A run of records
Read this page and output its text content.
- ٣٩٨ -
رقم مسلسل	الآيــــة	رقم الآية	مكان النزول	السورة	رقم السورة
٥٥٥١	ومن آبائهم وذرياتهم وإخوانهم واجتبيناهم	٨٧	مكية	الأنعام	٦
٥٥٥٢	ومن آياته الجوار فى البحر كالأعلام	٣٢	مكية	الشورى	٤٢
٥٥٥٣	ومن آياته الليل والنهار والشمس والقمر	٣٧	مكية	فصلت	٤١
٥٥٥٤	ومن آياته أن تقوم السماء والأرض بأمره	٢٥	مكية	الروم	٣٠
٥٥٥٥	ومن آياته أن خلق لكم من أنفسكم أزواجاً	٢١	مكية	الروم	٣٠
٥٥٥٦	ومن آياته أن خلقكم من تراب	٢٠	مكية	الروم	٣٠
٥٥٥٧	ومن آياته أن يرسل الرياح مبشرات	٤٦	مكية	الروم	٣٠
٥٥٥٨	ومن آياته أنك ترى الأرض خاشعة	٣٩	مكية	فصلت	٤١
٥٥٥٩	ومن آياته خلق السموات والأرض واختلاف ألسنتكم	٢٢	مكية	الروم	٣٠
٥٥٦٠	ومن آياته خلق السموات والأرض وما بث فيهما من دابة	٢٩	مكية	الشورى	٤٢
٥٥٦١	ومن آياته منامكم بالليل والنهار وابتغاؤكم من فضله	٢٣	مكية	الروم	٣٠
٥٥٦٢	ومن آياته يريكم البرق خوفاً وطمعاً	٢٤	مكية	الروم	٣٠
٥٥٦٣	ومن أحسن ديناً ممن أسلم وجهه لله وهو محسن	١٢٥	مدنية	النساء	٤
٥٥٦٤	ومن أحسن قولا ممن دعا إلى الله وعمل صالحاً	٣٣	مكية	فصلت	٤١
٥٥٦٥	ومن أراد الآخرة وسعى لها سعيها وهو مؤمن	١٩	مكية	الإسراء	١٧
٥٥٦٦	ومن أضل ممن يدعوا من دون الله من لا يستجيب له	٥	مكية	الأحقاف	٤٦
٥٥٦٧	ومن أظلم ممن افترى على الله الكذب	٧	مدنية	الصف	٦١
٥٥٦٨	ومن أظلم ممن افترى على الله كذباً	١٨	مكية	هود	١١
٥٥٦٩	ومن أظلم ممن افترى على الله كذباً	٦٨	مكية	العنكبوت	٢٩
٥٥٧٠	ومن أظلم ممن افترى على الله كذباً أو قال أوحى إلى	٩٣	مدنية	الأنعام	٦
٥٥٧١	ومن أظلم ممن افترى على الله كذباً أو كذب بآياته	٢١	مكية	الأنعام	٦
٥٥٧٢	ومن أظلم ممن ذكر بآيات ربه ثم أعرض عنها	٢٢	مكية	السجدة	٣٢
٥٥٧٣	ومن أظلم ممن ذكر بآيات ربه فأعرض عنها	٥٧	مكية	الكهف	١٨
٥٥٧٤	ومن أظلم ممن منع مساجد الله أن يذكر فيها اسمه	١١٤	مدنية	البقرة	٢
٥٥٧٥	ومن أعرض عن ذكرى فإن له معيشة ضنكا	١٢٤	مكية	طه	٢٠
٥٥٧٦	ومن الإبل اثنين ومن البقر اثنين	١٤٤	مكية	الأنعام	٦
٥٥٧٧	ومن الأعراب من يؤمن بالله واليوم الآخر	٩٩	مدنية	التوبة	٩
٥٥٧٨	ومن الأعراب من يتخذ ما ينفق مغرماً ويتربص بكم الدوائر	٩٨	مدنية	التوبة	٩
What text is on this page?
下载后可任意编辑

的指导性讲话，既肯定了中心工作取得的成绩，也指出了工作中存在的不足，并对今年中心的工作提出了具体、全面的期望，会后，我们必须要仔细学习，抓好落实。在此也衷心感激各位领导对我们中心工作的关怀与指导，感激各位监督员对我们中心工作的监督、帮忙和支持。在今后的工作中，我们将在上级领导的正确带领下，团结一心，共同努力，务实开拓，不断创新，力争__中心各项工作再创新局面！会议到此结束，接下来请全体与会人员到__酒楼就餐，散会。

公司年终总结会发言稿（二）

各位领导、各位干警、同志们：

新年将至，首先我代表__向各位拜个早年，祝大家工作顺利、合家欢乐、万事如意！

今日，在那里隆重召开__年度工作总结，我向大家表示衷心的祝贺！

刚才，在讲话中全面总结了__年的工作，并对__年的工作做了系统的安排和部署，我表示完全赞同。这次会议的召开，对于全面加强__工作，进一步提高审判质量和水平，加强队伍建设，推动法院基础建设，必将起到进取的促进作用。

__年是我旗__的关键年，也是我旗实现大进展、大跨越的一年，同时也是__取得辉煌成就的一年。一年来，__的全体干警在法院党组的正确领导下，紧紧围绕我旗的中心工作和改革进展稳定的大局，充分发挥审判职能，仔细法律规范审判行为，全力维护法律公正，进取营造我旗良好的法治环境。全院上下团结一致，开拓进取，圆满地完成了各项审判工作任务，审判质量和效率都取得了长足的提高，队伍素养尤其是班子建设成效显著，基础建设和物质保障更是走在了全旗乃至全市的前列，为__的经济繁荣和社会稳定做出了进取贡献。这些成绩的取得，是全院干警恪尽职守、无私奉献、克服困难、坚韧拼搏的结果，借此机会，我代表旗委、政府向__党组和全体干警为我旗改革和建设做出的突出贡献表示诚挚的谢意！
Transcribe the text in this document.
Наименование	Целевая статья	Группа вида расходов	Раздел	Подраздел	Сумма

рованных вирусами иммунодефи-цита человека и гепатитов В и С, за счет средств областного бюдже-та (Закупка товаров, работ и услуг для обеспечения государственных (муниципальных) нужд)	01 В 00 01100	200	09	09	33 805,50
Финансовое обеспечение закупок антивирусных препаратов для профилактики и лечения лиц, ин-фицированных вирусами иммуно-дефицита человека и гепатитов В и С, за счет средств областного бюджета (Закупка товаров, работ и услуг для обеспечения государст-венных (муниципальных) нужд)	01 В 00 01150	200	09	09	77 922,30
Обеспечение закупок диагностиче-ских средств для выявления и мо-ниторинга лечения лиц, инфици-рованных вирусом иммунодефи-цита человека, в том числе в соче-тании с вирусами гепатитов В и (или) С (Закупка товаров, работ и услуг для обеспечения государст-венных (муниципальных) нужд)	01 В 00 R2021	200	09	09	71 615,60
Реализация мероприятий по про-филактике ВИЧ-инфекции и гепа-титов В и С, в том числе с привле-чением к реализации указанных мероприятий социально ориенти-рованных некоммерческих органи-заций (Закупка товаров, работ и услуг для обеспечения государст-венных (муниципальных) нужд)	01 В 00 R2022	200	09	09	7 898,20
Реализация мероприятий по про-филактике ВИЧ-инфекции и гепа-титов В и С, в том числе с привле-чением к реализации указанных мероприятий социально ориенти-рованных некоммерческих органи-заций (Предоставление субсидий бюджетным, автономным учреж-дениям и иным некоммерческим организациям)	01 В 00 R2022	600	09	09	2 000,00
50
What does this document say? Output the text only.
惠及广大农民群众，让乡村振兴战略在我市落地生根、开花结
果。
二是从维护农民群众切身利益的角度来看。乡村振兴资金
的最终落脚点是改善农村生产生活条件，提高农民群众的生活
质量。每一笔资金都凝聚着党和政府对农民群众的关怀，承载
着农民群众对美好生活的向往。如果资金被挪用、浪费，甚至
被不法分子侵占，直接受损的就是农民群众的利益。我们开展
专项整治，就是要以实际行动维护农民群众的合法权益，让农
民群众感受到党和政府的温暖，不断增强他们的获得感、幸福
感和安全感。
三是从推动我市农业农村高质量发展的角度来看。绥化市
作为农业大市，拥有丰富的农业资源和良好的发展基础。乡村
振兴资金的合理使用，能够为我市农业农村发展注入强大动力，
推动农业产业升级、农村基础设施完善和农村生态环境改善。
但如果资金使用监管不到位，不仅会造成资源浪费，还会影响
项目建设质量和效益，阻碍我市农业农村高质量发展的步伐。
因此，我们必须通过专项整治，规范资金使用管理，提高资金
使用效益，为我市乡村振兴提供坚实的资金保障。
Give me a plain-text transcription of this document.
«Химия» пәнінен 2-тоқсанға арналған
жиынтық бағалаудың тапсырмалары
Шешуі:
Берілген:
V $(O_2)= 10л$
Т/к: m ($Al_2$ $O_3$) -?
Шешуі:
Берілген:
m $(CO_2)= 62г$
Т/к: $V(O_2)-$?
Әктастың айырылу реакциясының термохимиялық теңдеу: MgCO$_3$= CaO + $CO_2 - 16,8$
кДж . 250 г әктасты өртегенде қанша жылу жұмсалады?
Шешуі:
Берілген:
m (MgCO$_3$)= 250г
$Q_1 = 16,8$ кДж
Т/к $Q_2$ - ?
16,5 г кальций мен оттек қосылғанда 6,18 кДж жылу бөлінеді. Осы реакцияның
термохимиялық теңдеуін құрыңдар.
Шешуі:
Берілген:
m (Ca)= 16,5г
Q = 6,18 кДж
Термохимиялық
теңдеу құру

▶ YOUR OBJECTIVE
Could you give again exactly the lines from the line containing "Give me a plain-text" through the final line of the data above, and no others?

▶ TASK ANSWER
Give me a plain-text transcription of this document.
«Химия» пәнінен 2-тоқсанға арналған
жиынтық бағалаудың тапсырмалары
Шешуі:
Берілген:
V $(O_2)= 10л$
Т/к: m ($Al_2$ $O_3$) -?
Шешуі:
Берілген:
m $(CO_2)= 62г$
Т/к: $V(O_2)-$?
Әктастың айырылу реакциясының термохимиялық теңдеу: MgCO$_3$= CaO + $CO_2 - 16,8$
кДж . 250 г әктасты өртегенде қанша жылу жұмсалады?
Шешуі:
Берілген:
m (MgCO$_3$)= 250г
$Q_1 = 16,8$ кДж
Т/к $Q_2$ - ?
16,5 г кальций мен оттек қосылғанда 6,18 кДж жылу бөлінеді. Осы реакцияның
термохимиялық теңдеуін құрыңдар.
Шешуі:
Берілген:
m (Ca)= 16,5г
Q = 6,18 кДж
Термохимиялық
теңдеу құру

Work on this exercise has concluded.